**GIVEN RECORDS:**
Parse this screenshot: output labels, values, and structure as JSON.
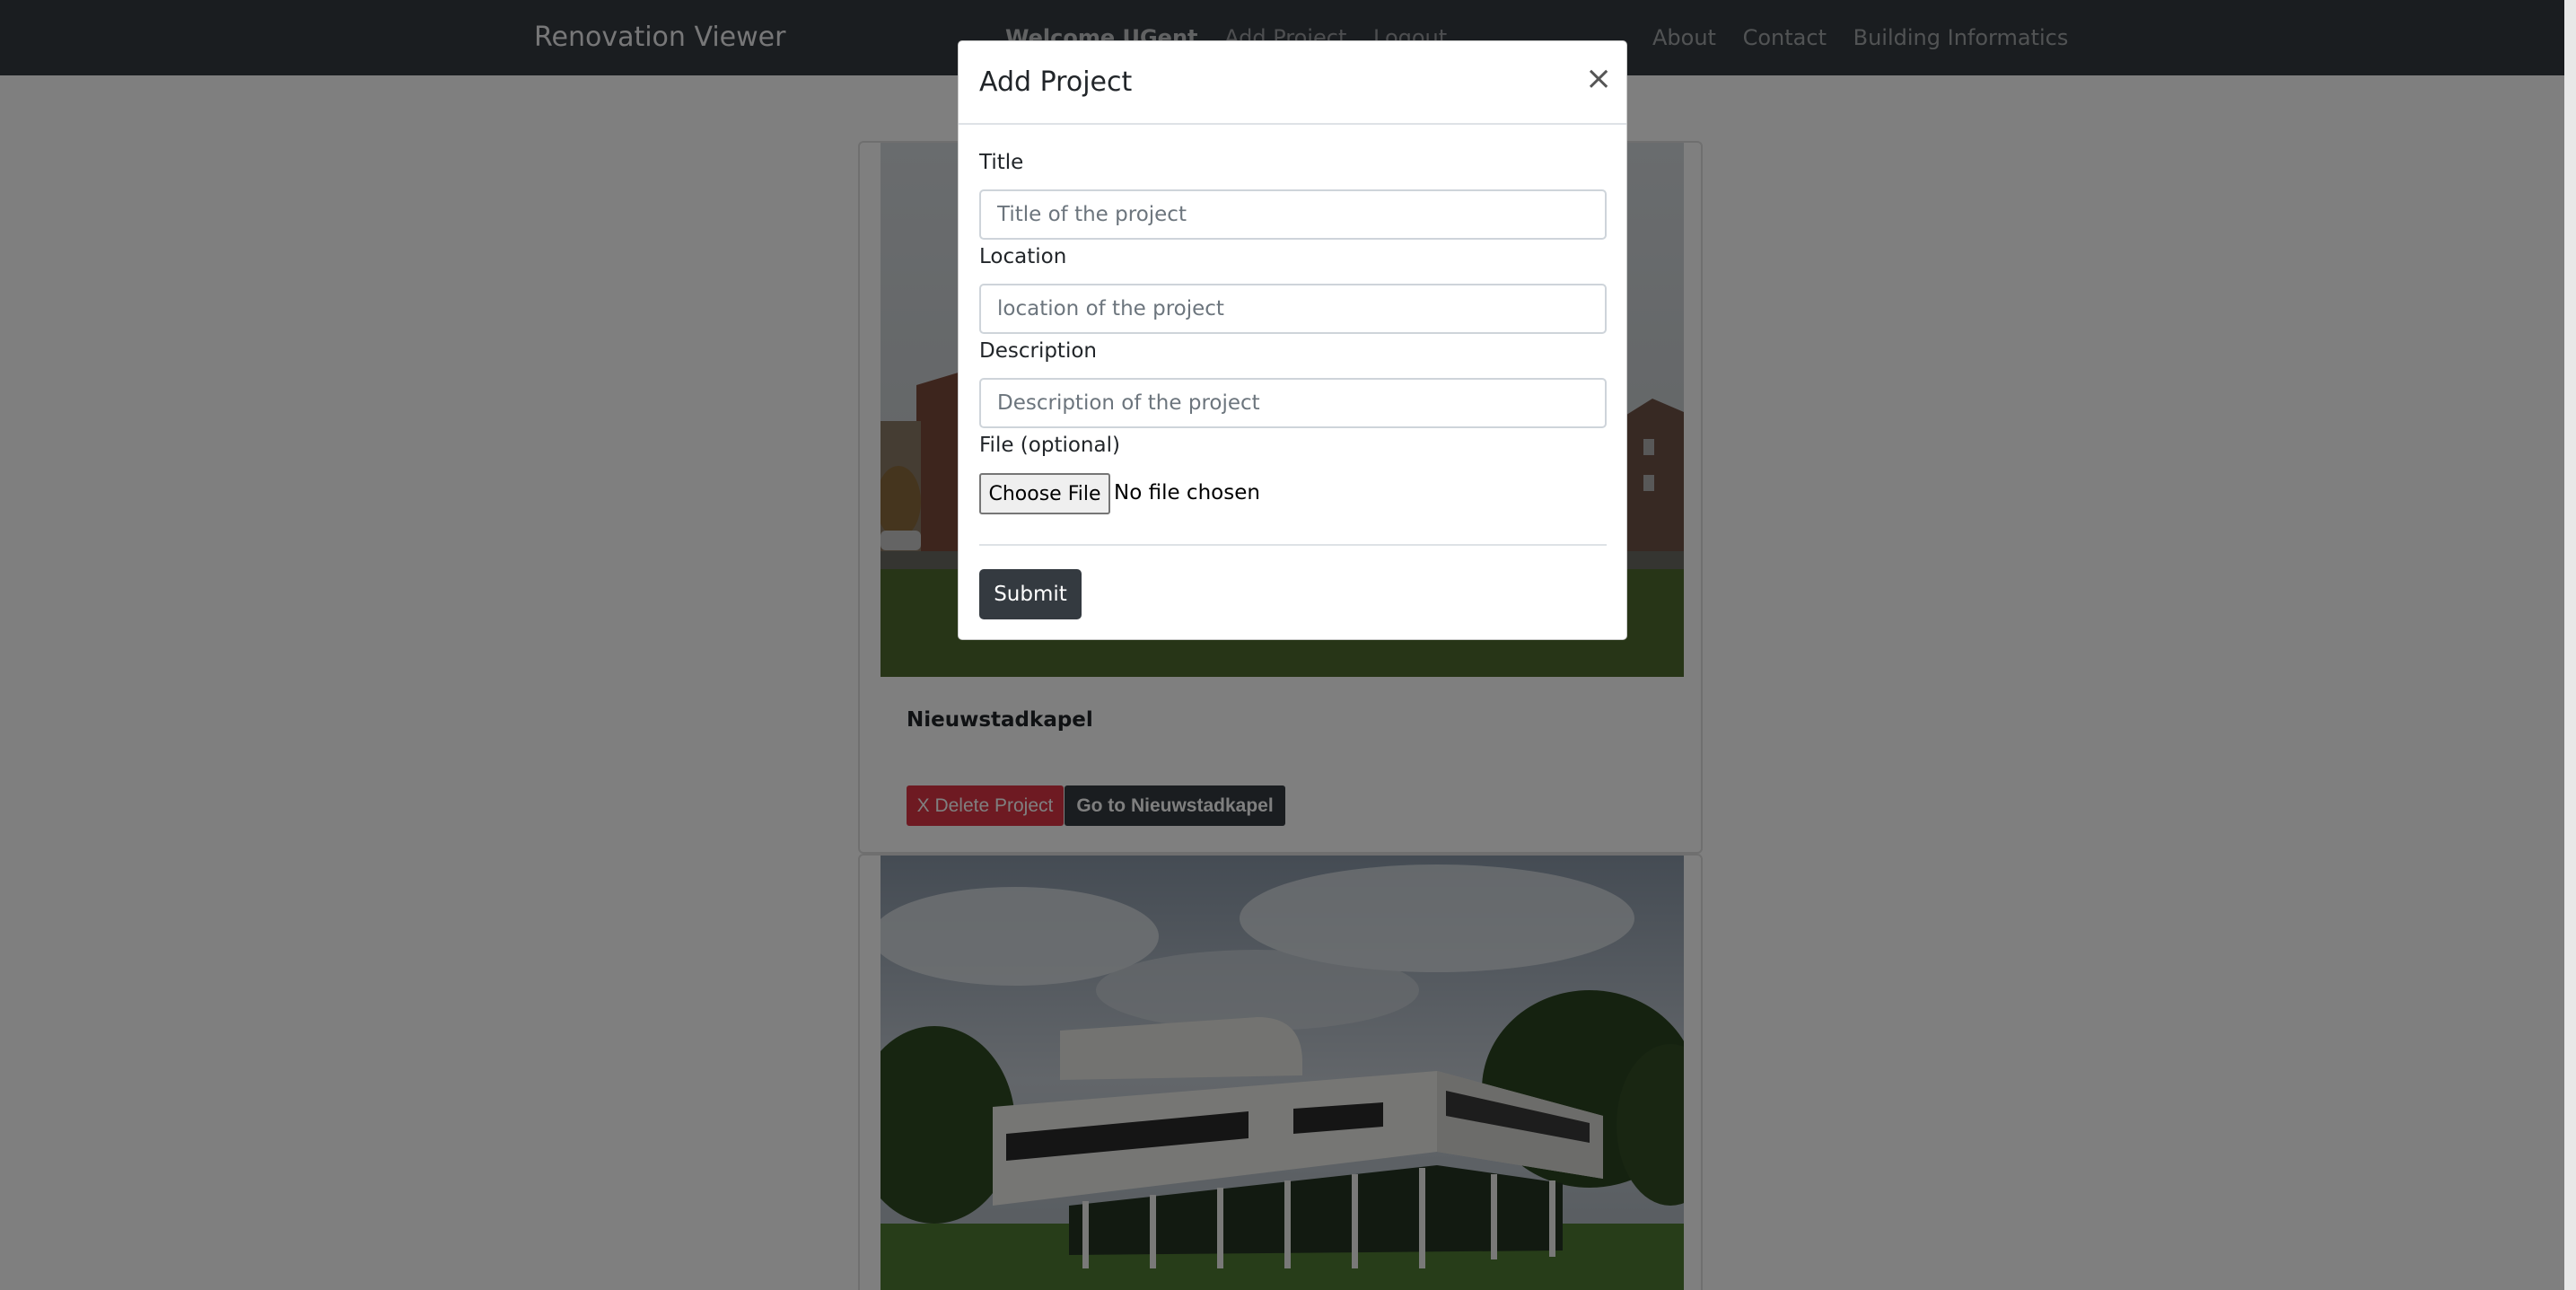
{
  "navbar": {
    "brand": "Renovation Viewer",
    "welcome": "Welcome UGent",
    "add_project": "Add Project",
    "logout": "Logout",
    "about": "About",
    "contact": "Contact",
    "building_informatics": "Building Informatics"
  },
  "projects": [
    {
      "title": "Nieuwstadkapel",
      "delete_label": "X Delete Project",
      "goto_label": "Go to Nieuwstadkapel"
    }
  ],
  "modal": {
    "title": "Add Project",
    "close_symbol": "×",
    "title_label": "Title",
    "title_placeholder": "Title of the project",
    "location_label": "Location",
    "location_placeholder": "location of the project",
    "description_label": "Description",
    "description_placeholder": "Description of the project",
    "file_label": "File (optional)",
    "file_button": "Choose File",
    "file_status": "No file chosen",
    "submit_label": "Submit"
  },
  "colors": {
    "navbar_bg": "#343a40",
    "danger": "#dc3545",
    "dark": "#343a40",
    "backdrop": "rgba(0,0,0,0.5)"
  }
}
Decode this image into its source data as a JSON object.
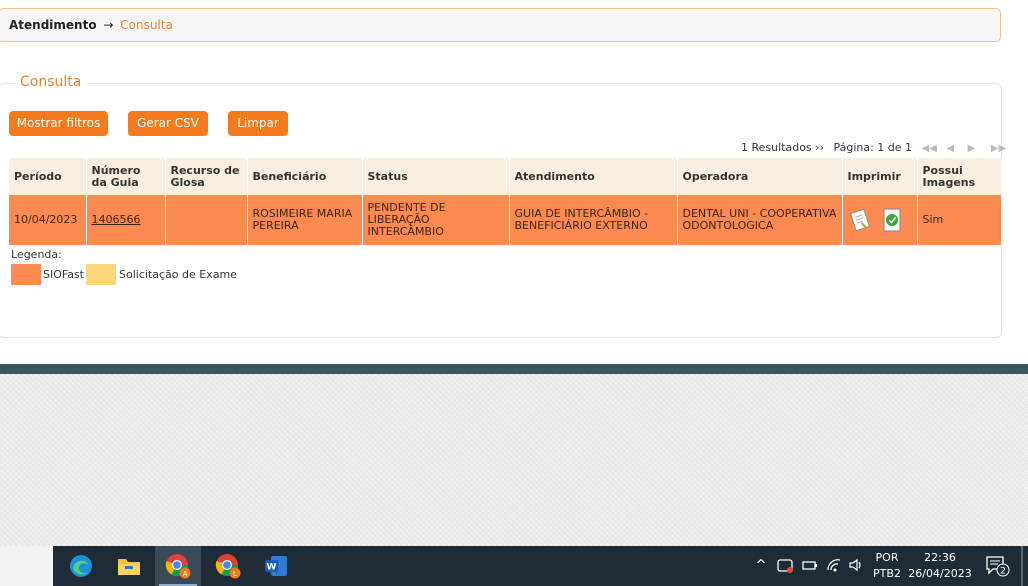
{
  "breadcrumb": {
    "root": "Atendimento",
    "arrow": "→",
    "current": "Consulta"
  },
  "panel": {
    "legend": "Consulta"
  },
  "buttons": {
    "filters": "Mostrar filtros",
    "csv": "Gerar CSV",
    "clear": "Limpar"
  },
  "pager": {
    "results": "1 Resultados ››",
    "page_info": "Página: 1 de 1",
    "first": "◀◀",
    "prev": "◀",
    "next": "▶",
    "last": "▶▶"
  },
  "table": {
    "headers": {
      "periodo": "Período",
      "numero_guia": "Número da Guia",
      "recurso_glosa": "Recurso de Glosa",
      "beneficiario": "Beneficiário",
      "status": "Status",
      "atendimento": "Atendimento",
      "operadora": "Operadora",
      "imprimir": "Imprimir",
      "possui_imagens": "Possui Imagens"
    },
    "rows": [
      {
        "periodo": "10/04/2023",
        "numero_guia": "1406566",
        "recurso_glosa": "",
        "beneficiario": "ROSIMEIRE MARIA PEREIRA",
        "status": "PENDENTE DE LIBERAÇÃO INTERCÂMBIO",
        "atendimento": "GUIA DE INTERCÂMBIO - BENEFICIÁRIO EXTERNO",
        "operadora": "DENTAL UNI - COOPERATIVA ODONTOLOGICA",
        "possui_imagens": "Sim"
      }
    ]
  },
  "legend": {
    "title": "Legenda:",
    "items": [
      {
        "label": "SIOFast",
        "color": "#fd8a50"
      },
      {
        "label": "Solicitação de Exame",
        "color": "#fcd67a"
      }
    ]
  },
  "taskbar": {
    "apps": [
      {
        "name": "edge-icon",
        "active": false
      },
      {
        "name": "file-explorer-icon",
        "active": false
      },
      {
        "name": "chrome-icon",
        "badge": "A",
        "active": true
      },
      {
        "name": "chrome-icon",
        "badge": "L",
        "active": false
      },
      {
        "name": "word-icon",
        "badge": "W",
        "active": false
      }
    ],
    "tray": {
      "chevron": "^",
      "lang_top": "POR",
      "lang_bottom": "PTB2",
      "time": "22:36",
      "date": "26/04/2023",
      "notifications": "2"
    }
  },
  "colors": {
    "accent": "#f57a1c",
    "row_highlight": "#fd8a50",
    "header_bg": "#faeee0",
    "taskbar": "#1f2b36"
  }
}
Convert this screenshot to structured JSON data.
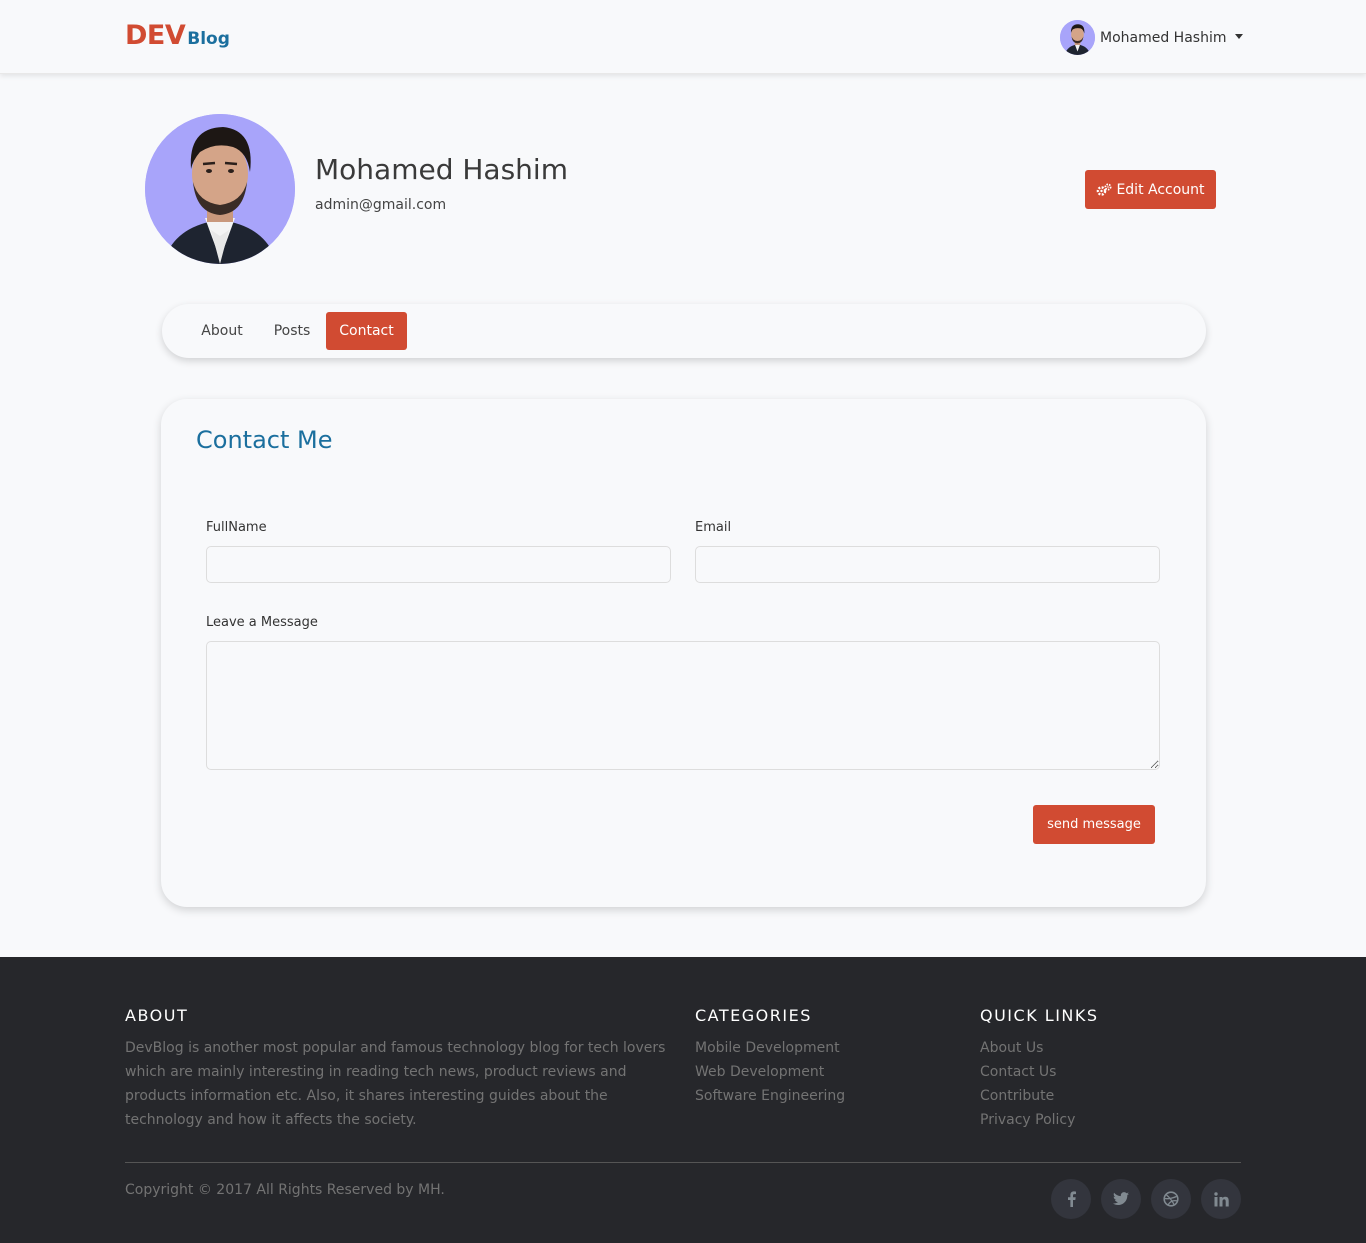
{
  "navbar": {
    "brand_dev": "DEV",
    "brand_blog": "Blog",
    "user_name": "Mohamed Hashim"
  },
  "profile": {
    "name": "Mohamed Hashim",
    "email": "admin@gmail.com",
    "edit_label": "Edit Account"
  },
  "tabs": {
    "about": "About",
    "posts": "Posts",
    "contact": "Contact"
  },
  "contact": {
    "title": "Contact Me",
    "fullname_label": "FullName",
    "email_label": "Email",
    "message_label": "Leave a Message",
    "send_label": "send message"
  },
  "footer": {
    "about_heading": "ABOUT",
    "about_text": "DevBlog is another most popular and famous technology blog for tech lovers which are mainly interesting in reading tech news, product reviews and products information etc. Also, it shares interesting guides about the technology and how it affects the society.",
    "categories_heading": "CATEGORIES",
    "categories": [
      "Mobile Development",
      "Web Development",
      "Software Engineering"
    ],
    "links_heading": "QUICK LINKS",
    "links": [
      "About Us",
      "Contact Us",
      "Contribute",
      "Privacy Policy"
    ],
    "copyright": "Copyright © 2017 All Rights Reserved by MH.",
    "social": [
      "facebook-icon",
      "twitter-icon",
      "dribbble-icon",
      "linkedin-icon"
    ]
  },
  "colors": {
    "accent": "#d14b32",
    "brand_blue": "#1b6f9e",
    "footer_bg": "#26272b",
    "avatar_bg": "#a8a4fa"
  }
}
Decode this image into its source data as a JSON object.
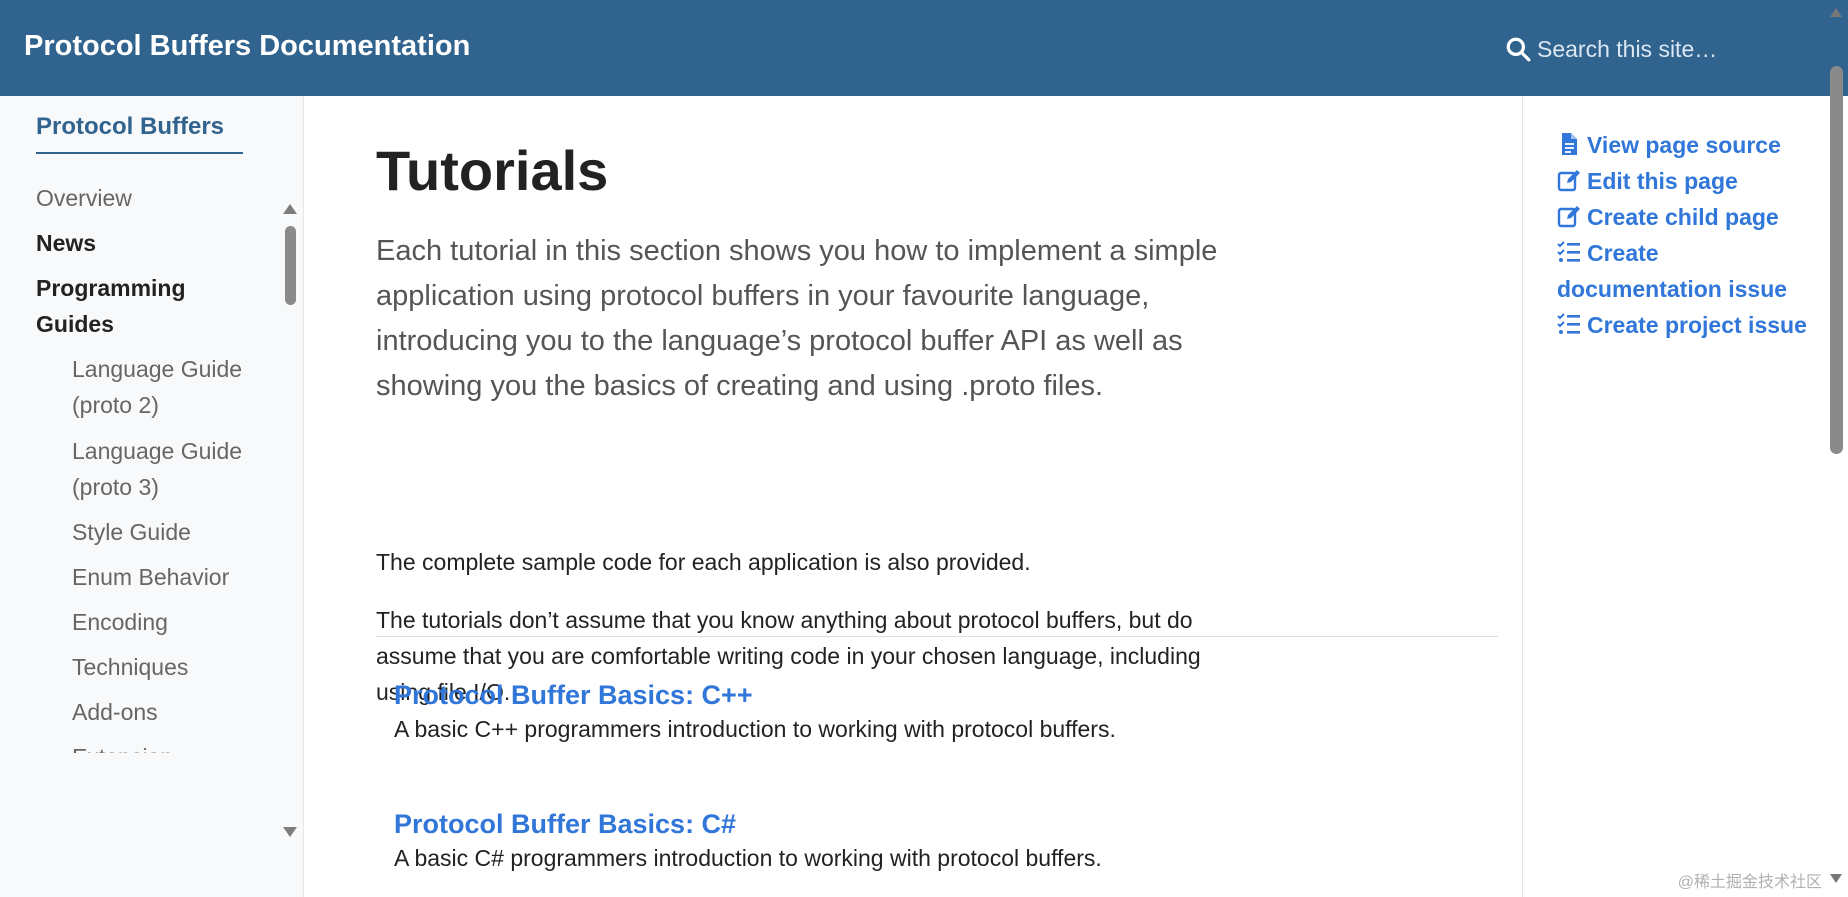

**YOUR GOAL:** Wherever the word "screenshot" occurs in a line of the listing, copy that line.

**THE RESULT:**
Parse this screenshot: output labels, values, and structure as JSON.
Convert this screenshot to structured JSON data.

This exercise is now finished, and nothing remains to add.